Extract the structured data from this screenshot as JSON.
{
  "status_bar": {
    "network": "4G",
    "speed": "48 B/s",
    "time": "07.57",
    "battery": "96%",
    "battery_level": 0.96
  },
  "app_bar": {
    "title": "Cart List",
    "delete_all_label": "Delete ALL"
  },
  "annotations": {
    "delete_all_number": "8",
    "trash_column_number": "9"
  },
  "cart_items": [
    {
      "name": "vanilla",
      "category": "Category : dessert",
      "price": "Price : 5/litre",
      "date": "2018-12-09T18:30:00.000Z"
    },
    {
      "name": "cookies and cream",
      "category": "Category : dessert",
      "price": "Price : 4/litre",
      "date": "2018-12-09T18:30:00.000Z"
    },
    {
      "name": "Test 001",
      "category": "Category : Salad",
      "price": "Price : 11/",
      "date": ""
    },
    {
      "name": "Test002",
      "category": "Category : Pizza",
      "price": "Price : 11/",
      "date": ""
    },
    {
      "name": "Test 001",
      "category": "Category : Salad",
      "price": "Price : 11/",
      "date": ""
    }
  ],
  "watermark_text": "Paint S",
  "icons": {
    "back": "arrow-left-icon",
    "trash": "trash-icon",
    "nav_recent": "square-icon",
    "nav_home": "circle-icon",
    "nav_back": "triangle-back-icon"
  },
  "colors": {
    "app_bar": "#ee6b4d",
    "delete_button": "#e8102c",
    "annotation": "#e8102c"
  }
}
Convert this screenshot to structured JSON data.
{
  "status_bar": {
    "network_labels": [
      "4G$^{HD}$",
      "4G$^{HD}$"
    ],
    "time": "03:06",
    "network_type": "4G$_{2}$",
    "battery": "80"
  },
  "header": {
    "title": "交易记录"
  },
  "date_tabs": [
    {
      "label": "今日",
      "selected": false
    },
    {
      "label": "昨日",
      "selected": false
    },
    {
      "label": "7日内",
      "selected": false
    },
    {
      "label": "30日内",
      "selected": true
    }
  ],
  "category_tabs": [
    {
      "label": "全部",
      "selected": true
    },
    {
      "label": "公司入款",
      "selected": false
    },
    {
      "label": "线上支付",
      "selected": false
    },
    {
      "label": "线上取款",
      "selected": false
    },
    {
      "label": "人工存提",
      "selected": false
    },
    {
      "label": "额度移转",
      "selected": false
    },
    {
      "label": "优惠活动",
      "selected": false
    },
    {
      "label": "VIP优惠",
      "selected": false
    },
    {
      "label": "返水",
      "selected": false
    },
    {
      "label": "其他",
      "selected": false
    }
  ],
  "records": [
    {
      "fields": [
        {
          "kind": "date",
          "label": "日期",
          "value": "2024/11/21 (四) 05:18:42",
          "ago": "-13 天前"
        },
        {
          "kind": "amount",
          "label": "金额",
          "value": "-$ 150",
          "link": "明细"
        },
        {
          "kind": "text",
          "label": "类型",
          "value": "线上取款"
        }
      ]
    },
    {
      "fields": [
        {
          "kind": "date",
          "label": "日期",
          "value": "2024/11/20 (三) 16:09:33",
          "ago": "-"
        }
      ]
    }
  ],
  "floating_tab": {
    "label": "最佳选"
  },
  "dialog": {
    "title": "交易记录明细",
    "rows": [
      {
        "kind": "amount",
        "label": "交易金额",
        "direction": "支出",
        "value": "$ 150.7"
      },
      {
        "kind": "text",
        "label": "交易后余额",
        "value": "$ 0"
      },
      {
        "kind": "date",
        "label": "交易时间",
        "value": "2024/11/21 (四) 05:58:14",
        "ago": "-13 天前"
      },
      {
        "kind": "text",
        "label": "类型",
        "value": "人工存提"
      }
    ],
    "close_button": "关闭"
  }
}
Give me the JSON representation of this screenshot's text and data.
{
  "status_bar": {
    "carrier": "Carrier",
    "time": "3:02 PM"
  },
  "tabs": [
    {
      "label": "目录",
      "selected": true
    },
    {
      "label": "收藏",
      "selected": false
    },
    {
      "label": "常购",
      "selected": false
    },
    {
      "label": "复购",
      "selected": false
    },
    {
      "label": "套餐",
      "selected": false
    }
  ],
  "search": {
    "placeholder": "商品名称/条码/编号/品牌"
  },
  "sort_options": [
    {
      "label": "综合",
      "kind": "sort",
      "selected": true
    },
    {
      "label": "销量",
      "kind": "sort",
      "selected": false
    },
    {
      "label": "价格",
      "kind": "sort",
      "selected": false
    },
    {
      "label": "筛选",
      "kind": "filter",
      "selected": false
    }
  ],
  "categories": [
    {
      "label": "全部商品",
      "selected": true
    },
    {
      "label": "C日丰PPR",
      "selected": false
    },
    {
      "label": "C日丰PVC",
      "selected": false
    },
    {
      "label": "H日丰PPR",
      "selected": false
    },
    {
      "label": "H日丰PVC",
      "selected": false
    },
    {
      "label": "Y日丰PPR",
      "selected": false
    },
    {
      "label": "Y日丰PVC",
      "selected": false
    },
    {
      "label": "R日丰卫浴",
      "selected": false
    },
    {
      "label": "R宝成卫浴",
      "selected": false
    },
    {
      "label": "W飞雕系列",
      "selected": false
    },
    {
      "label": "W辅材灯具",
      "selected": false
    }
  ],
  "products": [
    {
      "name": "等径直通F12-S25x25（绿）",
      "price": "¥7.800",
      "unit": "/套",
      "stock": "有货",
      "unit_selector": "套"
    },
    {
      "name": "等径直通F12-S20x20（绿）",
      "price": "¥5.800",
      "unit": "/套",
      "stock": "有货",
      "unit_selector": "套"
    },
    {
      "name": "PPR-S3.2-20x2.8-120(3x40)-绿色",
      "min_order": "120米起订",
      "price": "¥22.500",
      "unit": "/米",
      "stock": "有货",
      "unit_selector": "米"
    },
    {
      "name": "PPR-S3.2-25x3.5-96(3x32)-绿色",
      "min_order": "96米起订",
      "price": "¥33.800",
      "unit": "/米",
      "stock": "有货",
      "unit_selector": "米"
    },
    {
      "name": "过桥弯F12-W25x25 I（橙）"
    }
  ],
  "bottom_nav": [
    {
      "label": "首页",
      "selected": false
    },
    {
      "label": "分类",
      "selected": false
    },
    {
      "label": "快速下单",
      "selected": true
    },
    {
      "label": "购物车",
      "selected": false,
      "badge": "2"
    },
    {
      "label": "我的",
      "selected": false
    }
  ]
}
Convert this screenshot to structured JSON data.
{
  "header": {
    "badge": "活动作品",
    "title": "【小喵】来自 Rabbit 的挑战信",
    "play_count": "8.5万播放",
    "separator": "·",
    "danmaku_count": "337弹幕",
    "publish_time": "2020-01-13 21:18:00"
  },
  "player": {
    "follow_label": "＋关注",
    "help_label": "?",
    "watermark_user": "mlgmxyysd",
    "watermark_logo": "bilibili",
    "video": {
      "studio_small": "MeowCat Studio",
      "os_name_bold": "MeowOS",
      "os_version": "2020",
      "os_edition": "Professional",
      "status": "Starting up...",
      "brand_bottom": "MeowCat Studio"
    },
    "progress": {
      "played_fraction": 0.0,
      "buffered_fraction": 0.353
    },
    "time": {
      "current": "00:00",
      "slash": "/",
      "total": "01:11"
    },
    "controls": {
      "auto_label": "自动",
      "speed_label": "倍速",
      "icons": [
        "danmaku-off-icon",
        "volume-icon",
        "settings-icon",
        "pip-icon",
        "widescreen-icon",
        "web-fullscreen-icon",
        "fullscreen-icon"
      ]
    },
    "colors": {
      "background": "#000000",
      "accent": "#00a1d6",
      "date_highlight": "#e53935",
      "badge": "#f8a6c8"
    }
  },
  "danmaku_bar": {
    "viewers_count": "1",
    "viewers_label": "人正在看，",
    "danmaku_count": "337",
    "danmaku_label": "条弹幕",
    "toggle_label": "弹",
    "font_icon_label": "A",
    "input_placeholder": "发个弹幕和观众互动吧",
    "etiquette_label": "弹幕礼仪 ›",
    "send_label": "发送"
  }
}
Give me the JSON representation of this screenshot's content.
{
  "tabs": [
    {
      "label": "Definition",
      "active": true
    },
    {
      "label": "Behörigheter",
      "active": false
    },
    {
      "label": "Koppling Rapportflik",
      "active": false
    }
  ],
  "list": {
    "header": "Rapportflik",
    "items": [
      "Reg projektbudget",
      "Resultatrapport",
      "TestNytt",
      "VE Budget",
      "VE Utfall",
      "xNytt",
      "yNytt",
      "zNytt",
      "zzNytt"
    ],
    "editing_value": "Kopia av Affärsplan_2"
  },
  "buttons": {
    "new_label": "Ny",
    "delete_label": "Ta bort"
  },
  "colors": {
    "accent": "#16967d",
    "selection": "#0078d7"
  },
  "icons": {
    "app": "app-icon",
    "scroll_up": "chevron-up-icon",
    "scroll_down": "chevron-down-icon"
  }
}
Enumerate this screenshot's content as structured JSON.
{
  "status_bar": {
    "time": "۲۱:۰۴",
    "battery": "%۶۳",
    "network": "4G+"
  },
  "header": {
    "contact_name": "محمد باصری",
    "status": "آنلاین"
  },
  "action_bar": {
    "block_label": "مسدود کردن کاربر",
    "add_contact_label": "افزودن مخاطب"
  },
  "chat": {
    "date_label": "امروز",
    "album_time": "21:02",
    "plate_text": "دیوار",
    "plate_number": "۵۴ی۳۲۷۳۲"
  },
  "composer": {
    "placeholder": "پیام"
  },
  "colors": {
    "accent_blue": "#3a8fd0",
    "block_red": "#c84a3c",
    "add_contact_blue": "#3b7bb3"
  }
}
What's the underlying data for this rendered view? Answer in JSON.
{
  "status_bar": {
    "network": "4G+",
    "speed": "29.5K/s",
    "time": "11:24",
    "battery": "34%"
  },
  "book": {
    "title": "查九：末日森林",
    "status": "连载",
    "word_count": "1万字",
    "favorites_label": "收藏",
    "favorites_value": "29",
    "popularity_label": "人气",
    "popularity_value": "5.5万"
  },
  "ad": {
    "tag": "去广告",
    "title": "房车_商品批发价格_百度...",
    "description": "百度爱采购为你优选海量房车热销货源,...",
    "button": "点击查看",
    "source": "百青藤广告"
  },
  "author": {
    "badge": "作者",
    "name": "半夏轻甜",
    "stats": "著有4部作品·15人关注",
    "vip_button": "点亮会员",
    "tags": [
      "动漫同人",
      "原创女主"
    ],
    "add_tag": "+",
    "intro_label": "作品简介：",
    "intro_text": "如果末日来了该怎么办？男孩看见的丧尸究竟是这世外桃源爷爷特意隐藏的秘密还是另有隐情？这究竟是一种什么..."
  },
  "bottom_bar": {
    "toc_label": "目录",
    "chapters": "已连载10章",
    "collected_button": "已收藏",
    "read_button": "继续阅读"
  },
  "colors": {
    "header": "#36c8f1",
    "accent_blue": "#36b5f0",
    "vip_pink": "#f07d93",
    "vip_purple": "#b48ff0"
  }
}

### What you will do
Each line that holds the word "fullscreen" should be extracted from the records.

### Solution to the exercise
        "web-fullscreen-icon",
        "fullscreen-icon"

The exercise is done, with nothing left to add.